━━━ Available records ━━━
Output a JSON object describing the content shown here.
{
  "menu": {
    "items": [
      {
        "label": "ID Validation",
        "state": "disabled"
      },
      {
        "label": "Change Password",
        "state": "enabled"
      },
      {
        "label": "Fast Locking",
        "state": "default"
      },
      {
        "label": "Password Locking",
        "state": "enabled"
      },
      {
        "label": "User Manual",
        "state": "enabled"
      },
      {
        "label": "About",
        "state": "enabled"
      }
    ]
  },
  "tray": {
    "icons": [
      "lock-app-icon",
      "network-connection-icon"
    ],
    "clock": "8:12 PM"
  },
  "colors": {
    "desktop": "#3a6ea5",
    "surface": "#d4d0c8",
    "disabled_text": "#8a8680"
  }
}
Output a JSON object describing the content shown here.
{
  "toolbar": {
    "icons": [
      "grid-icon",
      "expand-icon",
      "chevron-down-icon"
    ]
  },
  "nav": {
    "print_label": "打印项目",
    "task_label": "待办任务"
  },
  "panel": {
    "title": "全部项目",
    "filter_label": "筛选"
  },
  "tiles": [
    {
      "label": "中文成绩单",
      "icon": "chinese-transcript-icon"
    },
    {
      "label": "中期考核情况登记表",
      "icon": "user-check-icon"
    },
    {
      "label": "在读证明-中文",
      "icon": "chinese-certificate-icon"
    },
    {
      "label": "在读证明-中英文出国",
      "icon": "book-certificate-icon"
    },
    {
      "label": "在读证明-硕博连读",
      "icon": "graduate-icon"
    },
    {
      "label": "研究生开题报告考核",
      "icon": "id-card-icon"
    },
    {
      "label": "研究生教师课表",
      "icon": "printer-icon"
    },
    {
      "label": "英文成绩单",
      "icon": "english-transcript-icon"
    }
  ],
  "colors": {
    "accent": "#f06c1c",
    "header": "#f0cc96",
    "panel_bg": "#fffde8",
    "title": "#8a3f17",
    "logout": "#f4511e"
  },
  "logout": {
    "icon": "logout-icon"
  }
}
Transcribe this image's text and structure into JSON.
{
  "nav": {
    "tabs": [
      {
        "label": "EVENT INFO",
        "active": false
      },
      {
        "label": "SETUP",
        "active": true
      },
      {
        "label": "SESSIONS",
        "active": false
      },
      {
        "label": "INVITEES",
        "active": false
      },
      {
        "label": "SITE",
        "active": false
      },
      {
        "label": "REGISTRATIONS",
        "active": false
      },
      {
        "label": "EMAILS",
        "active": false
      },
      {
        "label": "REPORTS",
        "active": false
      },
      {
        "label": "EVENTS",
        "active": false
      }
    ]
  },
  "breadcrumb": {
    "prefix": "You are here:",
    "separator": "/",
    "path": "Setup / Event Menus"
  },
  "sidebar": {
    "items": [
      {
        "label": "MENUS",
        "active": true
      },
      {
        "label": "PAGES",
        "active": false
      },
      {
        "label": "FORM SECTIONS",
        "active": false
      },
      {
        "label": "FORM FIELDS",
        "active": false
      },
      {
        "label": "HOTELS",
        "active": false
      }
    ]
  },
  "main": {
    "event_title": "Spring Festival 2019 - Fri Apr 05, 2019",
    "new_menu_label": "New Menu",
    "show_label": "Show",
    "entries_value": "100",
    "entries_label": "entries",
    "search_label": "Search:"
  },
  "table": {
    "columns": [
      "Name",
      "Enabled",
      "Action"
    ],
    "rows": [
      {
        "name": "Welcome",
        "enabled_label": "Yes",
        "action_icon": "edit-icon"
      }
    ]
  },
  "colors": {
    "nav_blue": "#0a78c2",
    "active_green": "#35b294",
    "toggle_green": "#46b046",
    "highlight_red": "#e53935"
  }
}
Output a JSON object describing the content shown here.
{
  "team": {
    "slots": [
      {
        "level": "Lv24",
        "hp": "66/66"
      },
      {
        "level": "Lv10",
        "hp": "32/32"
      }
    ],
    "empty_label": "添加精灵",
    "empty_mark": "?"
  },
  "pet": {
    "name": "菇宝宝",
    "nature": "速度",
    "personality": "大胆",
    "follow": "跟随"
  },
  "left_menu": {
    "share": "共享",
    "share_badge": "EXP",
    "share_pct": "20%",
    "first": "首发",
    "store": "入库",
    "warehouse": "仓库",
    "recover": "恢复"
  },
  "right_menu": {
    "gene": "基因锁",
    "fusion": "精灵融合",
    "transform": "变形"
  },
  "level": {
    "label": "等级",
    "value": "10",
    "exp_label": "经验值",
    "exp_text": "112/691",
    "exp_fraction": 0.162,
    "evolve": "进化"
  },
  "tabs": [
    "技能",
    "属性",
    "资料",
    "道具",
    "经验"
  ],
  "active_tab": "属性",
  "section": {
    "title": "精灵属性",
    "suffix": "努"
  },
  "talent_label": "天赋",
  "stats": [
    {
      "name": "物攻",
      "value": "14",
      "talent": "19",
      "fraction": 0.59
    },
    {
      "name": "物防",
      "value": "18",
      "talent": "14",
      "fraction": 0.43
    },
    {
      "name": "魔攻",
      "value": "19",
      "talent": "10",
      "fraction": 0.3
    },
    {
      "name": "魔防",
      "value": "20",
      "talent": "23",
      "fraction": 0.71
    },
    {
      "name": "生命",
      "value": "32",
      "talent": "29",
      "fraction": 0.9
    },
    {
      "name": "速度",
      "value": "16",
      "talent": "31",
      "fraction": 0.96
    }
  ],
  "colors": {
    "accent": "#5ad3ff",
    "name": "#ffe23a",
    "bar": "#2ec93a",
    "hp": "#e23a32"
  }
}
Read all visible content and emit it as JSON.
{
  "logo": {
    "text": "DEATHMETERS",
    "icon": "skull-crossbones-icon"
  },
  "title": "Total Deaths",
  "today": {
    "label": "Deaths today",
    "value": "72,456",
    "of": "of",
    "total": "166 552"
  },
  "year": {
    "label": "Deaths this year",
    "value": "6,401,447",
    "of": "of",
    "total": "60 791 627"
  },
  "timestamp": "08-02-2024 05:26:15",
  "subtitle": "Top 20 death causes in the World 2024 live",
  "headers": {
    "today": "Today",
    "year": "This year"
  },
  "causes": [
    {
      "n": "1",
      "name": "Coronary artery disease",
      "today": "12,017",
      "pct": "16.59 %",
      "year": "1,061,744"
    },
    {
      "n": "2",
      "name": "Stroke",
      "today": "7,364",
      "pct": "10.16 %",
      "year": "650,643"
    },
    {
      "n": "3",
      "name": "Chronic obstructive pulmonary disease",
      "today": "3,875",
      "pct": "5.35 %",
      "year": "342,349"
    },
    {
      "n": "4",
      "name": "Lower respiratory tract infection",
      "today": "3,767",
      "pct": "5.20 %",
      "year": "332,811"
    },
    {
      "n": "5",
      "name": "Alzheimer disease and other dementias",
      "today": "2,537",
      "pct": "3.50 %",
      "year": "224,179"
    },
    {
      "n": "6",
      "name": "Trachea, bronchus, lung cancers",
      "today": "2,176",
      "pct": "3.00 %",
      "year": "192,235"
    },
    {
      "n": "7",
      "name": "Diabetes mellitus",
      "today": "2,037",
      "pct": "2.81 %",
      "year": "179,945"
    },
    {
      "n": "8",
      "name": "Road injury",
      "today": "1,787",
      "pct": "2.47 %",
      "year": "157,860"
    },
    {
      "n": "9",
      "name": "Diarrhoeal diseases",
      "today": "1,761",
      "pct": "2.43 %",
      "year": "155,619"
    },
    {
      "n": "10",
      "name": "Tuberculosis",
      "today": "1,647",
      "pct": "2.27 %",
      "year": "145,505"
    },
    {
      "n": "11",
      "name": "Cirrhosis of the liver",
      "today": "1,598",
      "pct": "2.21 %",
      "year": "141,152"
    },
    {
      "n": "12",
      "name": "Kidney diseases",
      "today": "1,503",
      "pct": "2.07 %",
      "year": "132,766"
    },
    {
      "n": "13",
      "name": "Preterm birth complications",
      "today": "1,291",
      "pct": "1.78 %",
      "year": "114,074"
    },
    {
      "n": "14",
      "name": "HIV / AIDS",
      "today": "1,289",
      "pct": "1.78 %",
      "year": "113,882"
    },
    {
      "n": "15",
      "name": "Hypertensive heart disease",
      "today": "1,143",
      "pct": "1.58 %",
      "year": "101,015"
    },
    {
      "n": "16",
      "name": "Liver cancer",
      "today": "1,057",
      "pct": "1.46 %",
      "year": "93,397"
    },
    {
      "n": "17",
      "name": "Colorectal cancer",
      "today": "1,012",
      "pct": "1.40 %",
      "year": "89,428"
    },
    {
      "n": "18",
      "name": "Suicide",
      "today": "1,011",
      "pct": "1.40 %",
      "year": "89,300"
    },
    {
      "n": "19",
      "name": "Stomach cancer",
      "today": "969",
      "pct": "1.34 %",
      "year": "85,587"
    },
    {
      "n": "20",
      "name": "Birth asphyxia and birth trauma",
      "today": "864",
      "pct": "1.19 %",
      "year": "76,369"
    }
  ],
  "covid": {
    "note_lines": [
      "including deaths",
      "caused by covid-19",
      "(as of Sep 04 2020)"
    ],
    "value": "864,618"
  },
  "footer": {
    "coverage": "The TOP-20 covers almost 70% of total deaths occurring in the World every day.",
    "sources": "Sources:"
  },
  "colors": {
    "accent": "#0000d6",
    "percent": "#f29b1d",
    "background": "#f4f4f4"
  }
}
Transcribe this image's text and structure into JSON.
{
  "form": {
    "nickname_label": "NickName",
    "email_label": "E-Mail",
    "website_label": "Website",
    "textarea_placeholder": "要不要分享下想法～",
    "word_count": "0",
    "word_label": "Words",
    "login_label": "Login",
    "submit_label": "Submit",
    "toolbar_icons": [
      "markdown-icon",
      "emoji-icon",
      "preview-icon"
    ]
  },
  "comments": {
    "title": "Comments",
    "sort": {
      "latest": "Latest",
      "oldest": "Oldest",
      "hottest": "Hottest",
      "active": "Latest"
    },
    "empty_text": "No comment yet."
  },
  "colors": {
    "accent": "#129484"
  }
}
━━━
_What is expected_: Find the string "causes" in the listing and return every line that holds it.

_Result of the task_:
  "subtitle": "Top 20 death causes in the World 2024 live",
  "causes": [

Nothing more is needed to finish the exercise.